Count how many lines of the records contain the string "torzsi", and reply with that number only.

START Record excerpts

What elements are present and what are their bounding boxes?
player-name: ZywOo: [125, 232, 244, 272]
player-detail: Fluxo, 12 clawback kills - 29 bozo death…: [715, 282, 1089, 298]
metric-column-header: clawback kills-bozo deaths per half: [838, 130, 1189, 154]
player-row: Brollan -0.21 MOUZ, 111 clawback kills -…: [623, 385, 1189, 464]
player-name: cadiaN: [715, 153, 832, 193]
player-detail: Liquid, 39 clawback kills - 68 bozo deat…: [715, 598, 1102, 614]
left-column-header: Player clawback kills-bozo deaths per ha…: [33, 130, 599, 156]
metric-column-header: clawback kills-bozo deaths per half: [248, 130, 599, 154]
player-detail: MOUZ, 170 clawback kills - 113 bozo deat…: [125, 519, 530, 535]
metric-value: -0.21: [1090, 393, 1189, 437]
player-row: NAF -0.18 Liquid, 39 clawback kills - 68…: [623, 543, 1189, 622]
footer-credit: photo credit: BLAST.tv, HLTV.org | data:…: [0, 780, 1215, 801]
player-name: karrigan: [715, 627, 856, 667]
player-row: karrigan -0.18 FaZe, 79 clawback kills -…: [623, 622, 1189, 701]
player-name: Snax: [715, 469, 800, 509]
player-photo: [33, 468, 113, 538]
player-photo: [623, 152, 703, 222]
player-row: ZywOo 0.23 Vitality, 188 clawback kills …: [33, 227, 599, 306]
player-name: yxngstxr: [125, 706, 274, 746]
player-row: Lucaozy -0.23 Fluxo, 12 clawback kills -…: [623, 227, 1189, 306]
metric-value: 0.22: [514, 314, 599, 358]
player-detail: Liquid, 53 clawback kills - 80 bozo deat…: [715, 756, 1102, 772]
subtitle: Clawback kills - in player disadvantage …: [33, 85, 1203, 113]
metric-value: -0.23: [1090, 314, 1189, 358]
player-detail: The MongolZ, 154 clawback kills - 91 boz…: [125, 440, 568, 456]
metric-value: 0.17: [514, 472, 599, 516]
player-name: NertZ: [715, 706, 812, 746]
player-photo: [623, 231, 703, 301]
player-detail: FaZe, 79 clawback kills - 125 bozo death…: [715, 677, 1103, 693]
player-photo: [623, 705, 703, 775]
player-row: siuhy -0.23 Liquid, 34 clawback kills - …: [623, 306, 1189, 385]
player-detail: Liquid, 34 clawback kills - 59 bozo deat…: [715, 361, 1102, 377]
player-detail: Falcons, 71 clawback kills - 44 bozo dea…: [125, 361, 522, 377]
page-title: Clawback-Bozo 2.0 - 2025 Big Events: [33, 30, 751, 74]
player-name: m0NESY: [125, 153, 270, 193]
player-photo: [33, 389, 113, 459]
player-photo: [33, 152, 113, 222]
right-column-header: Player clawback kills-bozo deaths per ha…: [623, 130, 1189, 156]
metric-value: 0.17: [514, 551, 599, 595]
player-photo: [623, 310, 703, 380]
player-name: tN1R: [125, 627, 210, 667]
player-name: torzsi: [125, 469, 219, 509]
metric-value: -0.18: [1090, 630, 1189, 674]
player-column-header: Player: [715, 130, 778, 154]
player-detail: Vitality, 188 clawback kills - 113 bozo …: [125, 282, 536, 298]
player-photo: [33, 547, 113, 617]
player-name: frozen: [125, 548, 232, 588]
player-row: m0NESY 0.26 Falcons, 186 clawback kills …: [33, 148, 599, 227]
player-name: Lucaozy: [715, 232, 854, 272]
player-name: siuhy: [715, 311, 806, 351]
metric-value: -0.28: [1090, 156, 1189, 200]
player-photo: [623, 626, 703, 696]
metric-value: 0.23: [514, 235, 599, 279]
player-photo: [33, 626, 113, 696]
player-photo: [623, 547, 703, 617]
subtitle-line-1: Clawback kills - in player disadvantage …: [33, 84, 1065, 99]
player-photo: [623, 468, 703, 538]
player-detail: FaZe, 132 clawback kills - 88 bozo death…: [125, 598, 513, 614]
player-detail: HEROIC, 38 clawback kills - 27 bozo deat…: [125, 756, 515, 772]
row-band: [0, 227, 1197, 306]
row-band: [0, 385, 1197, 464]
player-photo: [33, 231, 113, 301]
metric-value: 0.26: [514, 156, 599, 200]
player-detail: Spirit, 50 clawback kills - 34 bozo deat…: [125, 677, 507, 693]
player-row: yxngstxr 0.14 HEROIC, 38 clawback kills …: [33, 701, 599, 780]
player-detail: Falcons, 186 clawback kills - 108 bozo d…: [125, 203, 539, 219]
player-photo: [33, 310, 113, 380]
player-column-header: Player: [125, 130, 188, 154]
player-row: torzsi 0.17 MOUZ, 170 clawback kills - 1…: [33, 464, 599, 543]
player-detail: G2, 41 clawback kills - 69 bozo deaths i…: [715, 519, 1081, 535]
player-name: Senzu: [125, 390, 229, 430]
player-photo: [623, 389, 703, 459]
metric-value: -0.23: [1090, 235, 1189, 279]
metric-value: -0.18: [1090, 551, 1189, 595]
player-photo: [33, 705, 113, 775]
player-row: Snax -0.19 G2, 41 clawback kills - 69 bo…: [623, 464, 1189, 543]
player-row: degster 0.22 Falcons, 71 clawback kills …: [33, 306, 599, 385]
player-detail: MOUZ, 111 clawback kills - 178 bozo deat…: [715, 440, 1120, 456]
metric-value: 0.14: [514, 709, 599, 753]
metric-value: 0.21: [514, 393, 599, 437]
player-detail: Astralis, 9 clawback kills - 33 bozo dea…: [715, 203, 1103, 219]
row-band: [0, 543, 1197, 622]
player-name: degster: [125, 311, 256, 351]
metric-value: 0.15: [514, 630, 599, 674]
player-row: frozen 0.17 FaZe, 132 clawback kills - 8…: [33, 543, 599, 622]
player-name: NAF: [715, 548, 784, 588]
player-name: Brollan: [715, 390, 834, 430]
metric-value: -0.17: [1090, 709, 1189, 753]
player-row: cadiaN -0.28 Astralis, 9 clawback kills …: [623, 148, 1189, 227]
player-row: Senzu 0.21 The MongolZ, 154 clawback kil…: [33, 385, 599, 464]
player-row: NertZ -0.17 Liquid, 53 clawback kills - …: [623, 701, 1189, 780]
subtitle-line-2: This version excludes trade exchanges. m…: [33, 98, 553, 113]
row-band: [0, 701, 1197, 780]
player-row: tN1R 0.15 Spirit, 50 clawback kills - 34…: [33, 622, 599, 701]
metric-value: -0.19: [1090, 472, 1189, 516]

END Record excerpts

#### Solved problem
2